• PROBLEM DESCRIPTION: Copy out all the entries word for word.

• EXTRACTED DATA:
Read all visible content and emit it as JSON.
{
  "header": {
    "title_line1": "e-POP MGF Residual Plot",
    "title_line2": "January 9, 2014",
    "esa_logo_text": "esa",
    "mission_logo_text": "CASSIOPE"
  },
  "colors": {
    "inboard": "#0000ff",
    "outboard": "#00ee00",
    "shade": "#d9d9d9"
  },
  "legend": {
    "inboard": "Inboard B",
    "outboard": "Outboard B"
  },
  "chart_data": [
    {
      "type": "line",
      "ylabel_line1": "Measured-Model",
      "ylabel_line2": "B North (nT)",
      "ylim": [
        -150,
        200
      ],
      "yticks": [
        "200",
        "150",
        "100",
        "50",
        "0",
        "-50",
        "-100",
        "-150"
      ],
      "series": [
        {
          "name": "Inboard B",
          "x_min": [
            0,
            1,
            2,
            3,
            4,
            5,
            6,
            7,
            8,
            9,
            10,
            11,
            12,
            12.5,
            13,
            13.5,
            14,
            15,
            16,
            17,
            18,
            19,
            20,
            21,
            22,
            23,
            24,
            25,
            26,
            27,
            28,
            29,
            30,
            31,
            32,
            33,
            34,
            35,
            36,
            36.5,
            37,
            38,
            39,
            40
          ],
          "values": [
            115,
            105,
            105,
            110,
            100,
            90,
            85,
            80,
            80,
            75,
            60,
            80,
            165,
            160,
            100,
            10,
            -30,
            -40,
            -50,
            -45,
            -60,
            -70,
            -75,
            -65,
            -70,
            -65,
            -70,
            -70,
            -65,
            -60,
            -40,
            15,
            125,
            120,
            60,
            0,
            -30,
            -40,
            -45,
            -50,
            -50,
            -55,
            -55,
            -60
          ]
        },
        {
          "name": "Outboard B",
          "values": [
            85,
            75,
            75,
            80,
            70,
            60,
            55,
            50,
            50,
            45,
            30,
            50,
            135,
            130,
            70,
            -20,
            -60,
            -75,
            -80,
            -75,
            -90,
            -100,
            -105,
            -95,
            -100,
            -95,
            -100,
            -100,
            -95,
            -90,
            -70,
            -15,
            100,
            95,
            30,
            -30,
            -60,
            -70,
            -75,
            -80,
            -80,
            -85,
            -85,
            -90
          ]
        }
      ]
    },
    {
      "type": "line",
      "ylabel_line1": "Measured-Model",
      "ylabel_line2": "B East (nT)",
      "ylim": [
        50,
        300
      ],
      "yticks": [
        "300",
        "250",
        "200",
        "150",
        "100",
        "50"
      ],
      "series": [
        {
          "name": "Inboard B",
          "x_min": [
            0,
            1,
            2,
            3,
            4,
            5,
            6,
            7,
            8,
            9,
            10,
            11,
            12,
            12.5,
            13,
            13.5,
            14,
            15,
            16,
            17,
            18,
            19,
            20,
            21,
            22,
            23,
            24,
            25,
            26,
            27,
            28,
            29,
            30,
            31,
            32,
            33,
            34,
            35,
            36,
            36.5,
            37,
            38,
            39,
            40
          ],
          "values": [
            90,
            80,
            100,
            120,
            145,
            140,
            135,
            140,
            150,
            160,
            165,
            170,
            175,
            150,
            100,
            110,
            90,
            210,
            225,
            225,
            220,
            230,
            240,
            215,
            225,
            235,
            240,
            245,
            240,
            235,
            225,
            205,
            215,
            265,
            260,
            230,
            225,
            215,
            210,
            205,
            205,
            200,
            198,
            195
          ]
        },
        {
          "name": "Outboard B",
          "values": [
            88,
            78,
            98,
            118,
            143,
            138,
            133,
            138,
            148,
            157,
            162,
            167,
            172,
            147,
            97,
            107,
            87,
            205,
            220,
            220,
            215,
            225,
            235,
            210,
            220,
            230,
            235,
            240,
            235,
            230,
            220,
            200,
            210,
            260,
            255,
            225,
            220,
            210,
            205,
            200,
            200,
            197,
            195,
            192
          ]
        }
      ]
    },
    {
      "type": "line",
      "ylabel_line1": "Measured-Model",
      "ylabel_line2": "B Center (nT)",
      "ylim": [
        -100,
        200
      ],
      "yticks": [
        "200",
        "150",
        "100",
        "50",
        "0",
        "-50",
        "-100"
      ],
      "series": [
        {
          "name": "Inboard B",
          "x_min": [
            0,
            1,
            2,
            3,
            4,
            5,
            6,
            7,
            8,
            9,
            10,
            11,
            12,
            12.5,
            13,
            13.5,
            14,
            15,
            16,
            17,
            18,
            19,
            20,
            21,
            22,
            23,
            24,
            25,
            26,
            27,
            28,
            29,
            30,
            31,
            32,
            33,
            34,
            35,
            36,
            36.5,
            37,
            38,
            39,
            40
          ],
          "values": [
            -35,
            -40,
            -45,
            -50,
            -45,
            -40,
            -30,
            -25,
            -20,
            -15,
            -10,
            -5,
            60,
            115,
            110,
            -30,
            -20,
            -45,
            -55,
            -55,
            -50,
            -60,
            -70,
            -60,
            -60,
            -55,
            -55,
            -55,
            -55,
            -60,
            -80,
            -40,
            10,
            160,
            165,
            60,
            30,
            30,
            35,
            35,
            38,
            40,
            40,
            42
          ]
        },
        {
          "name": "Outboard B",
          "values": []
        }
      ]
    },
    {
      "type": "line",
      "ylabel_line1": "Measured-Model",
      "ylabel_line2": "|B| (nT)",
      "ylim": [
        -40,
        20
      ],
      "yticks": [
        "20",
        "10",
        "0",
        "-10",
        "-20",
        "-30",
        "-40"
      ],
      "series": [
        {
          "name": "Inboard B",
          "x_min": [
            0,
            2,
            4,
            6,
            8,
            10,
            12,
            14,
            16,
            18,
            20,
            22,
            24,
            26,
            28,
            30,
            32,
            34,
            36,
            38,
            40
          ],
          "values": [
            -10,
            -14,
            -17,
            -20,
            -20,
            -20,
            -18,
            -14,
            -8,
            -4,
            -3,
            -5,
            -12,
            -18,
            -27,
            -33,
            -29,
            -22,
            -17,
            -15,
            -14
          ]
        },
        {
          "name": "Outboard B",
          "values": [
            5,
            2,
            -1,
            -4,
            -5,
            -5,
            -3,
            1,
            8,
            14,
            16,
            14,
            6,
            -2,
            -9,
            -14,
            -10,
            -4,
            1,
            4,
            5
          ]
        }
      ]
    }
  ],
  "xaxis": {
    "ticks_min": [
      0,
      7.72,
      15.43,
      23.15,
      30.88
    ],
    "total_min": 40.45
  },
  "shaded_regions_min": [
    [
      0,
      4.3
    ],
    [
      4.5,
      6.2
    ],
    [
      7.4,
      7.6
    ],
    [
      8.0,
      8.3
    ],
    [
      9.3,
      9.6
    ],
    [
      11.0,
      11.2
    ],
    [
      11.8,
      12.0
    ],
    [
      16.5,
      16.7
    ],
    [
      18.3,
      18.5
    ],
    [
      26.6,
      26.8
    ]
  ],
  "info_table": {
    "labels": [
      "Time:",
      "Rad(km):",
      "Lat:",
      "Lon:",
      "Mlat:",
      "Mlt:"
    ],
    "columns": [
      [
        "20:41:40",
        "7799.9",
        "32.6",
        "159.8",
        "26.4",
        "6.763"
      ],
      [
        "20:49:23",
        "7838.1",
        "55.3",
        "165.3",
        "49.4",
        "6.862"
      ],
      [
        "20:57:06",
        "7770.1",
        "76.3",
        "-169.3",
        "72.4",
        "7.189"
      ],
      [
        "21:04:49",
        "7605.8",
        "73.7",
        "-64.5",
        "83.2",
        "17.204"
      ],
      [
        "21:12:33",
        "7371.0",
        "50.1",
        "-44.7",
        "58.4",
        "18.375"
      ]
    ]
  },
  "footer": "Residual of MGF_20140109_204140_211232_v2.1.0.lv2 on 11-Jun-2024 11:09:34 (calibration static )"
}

• FINISHED TASK:
Read all visible content and emit it as JSON.
{
  "header": {
    "title_line1": "e-POP MGF Residual Plot",
    "title_line2": "January 9, 2014",
    "esa_logo_text": "esa",
    "mission_logo_text": "CASSIOPE"
  },
  "colors": {
    "inboard": "#0000ff",
    "outboard": "#00ee00",
    "shade": "#d9d9d9"
  },
  "legend": {
    "inboard": "Inboard B",
    "outboard": "Outboard B"
  },
  "chart_data": [
    {
      "type": "line",
      "ylabel_line1": "Measured-Model",
      "ylabel_line2": "B North (nT)",
      "ylim": [
        -150,
        200
      ],
      "yticks": [
        "200",
        "150",
        "100",
        "50",
        "0",
        "-50",
        "-100",
        "-150"
      ],
      "series": [
        {
          "name": "Inboard B",
          "x_min": [
            0,
            1,
            2,
            3,
            4,
            5,
            6,
            7,
            8,
            9,
            10,
            11,
            12,
            12.5,
            13,
            13.5,
            14,
            15,
            16,
            17,
            18,
            19,
            20,
            21,
            22,
            23,
            24,
            25,
            26,
            27,
            28,
            29,
            30,
            31,
            32,
            33,
            34,
            35,
            36,
            36.5,
            37,
            38,
            39,
            40
          ],
          "values": [
            115,
            105,
            105,
            110,
            100,
            90,
            85,
            80,
            80,
            75,
            60,
            80,
            165,
            160,
            100,
            10,
            -30,
            -40,
            -50,
            -45,
            -60,
            -70,
            -75,
            -65,
            -70,
            -65,
            -70,
            -70,
            -65,
            -60,
            -40,
            15,
            125,
            120,
            60,
            0,
            -30,
            -40,
            -45,
            -50,
            -50,
            -55,
            -55,
            -60
          ]
        },
        {
          "name": "Outboard B",
          "values": [
            85,
            75,
            75,
            80,
            70,
            60,
            55,
            50,
            50,
            45,
            30,
            50,
            135,
            130,
            70,
            -20,
            -60,
            -75,
            -80,
            -75,
            -90,
            -100,
            -105,
            -95,
            -100,
            -95,
            -100,
            -100,
            -95,
            -90,
            -70,
            -15,
            100,
            95,
            30,
            -30,
            -60,
            -70,
            -75,
            -80,
            -80,
            -85,
            -85,
            -90
          ]
        }
      ]
    },
    {
      "type": "line",
      "ylabel_line1": "Measured-Model",
      "ylabel_line2": "B East (nT)",
      "ylim": [
        50,
        300
      ],
      "yticks": [
        "300",
        "250",
        "200",
        "150",
        "100",
        "50"
      ],
      "series": [
        {
          "name": "Inboard B",
          "x_min": [
            0,
            1,
            2,
            3,
            4,
            5,
            6,
            7,
            8,
            9,
            10,
            11,
            12,
            12.5,
            13,
            13.5,
            14,
            15,
            16,
            17,
            18,
            19,
            20,
            21,
            22,
            23,
            24,
            25,
            26,
            27,
            28,
            29,
            30,
            31,
            32,
            33,
            34,
            35,
            36,
            36.5,
            37,
            38,
            39,
            40
          ],
          "values": [
            90,
            80,
            100,
            120,
            145,
            140,
            135,
            140,
            150,
            160,
            165,
            170,
            175,
            150,
            100,
            110,
            90,
            210,
            225,
            225,
            220,
            230,
            240,
            215,
            225,
            235,
            240,
            245,
            240,
            235,
            225,
            205,
            215,
            265,
            260,
            230,
            225,
            215,
            210,
            205,
            205,
            200,
            198,
            195
          ]
        },
        {
          "name": "Outboard B",
          "values": [
            88,
            78,
            98,
            118,
            143,
            138,
            133,
            138,
            148,
            157,
            162,
            167,
            172,
            147,
            97,
            107,
            87,
            205,
            220,
            220,
            215,
            225,
            235,
            210,
            220,
            230,
            235,
            240,
            235,
            230,
            220,
            200,
            210,
            260,
            255,
            225,
            220,
            210,
            205,
            200,
            200,
            197,
            195,
            192
          ]
        }
      ]
    },
    {
      "type": "line",
      "ylabel_line1": "Measured-Model",
      "ylabel_line2": "B Center (nT)",
      "ylim": [
        -100,
        200
      ],
      "yticks": [
        "200",
        "150",
        "100",
        "50",
        "0",
        "-50",
        "-100"
      ],
      "series": [
        {
          "name": "Inboard B",
          "x_min": [
            0,
            1,
            2,
            3,
            4,
            5,
            6,
            7,
            8,
            9,
            10,
            11,
            12,
            12.5,
            13,
            13.5,
            14,
            15,
            16,
            17,
            18,
            19,
            20,
            21,
            22,
            23,
            24,
            25,
            26,
            27,
            28,
            29,
            30,
            31,
            32,
            33,
            34,
            35,
            36,
            36.5,
            37,
            38,
            39,
            40
          ],
          "values": [
            -35,
            -40,
            -45,
            -50,
            -45,
            -40,
            -30,
            -25,
            -20,
            -15,
            -10,
            -5,
            60,
            115,
            110,
            -30,
            -20,
            -45,
            -55,
            -55,
            -50,
            -60,
            -70,
            -60,
            -60,
            -55,
            -55,
            -55,
            -55,
            -60,
            -80,
            -40,
            10,
            160,
            165,
            60,
            30,
            30,
            35,
            35,
            38,
            40,
            40,
            42
          ]
        },
        {
          "name": "Outboard B",
          "values": []
        }
      ]
    },
    {
      "type": "line",
      "ylabel_line1": "Measured-Model",
      "ylabel_line2": "|B| (nT)",
      "ylim": [
        -40,
        20
      ],
      "yticks": [
        "20",
        "10",
        "0",
        "-10",
        "-20",
        "-30",
        "-40"
      ],
      "series": [
        {
          "name": "Inboard B",
          "x_min": [
            0,
            2,
            4,
            6,
            8,
            10,
            12,
            14,
            16,
            18,
            20,
            22,
            24,
            26,
            28,
            30,
            32,
            34,
            36,
            38,
            40
          ],
          "values": [
            -10,
            -14,
            -17,
            -20,
            -20,
            -20,
            -18,
            -14,
            -8,
            -4,
            -3,
            -5,
            -12,
            -18,
            -27,
            -33,
            -29,
            -22,
            -17,
            -15,
            -14
          ]
        },
        {
          "name": "Outboard B",
          "values": [
            5,
            2,
            -1,
            -4,
            -5,
            -5,
            -3,
            1,
            8,
            14,
            16,
            14,
            6,
            -2,
            -9,
            -14,
            -10,
            -4,
            1,
            4,
            5
          ]
        }
      ]
    }
  ],
  "xaxis": {
    "ticks_min": [
      0,
      7.72,
      15.43,
      23.15,
      30.88
    ],
    "total_min": 40.45
  },
  "shaded_regions_min": [
    [
      0,
      4.3
    ],
    [
      4.5,
      6.2
    ],
    [
      7.4,
      7.6
    ],
    [
      8.0,
      8.3
    ],
    [
      9.3,
      9.6
    ],
    [
      11.0,
      11.2
    ],
    [
      11.8,
      12.0
    ],
    [
      16.5,
      16.7
    ],
    [
      18.3,
      18.5
    ],
    [
      26.6,
      26.8
    ]
  ],
  "info_table": {
    "labels": [
      "Time:",
      "Rad(km):",
      "Lat:",
      "Lon:",
      "Mlat:",
      "Mlt:"
    ],
    "columns": [
      [
        "20:41:40",
        "7799.9",
        "32.6",
        "159.8",
        "26.4",
        "6.763"
      ],
      [
        "20:49:23",
        "7838.1",
        "55.3",
        "165.3",
        "49.4",
        "6.862"
      ],
      [
        "20:57:06",
        "7770.1",
        "76.3",
        "-169.3",
        "72.4",
        "7.189"
      ],
      [
        "21:04:49",
        "7605.8",
        "73.7",
        "-64.5",
        "83.2",
        "17.204"
      ],
      [
        "21:12:33",
        "7371.0",
        "50.1",
        "-44.7",
        "58.4",
        "18.375"
      ]
    ]
  },
  "footer": "Residual of MGF_20140109_204140_211232_v2.1.0.lv2 on 11-Jun-2024 11:09:34 (calibration static )"
}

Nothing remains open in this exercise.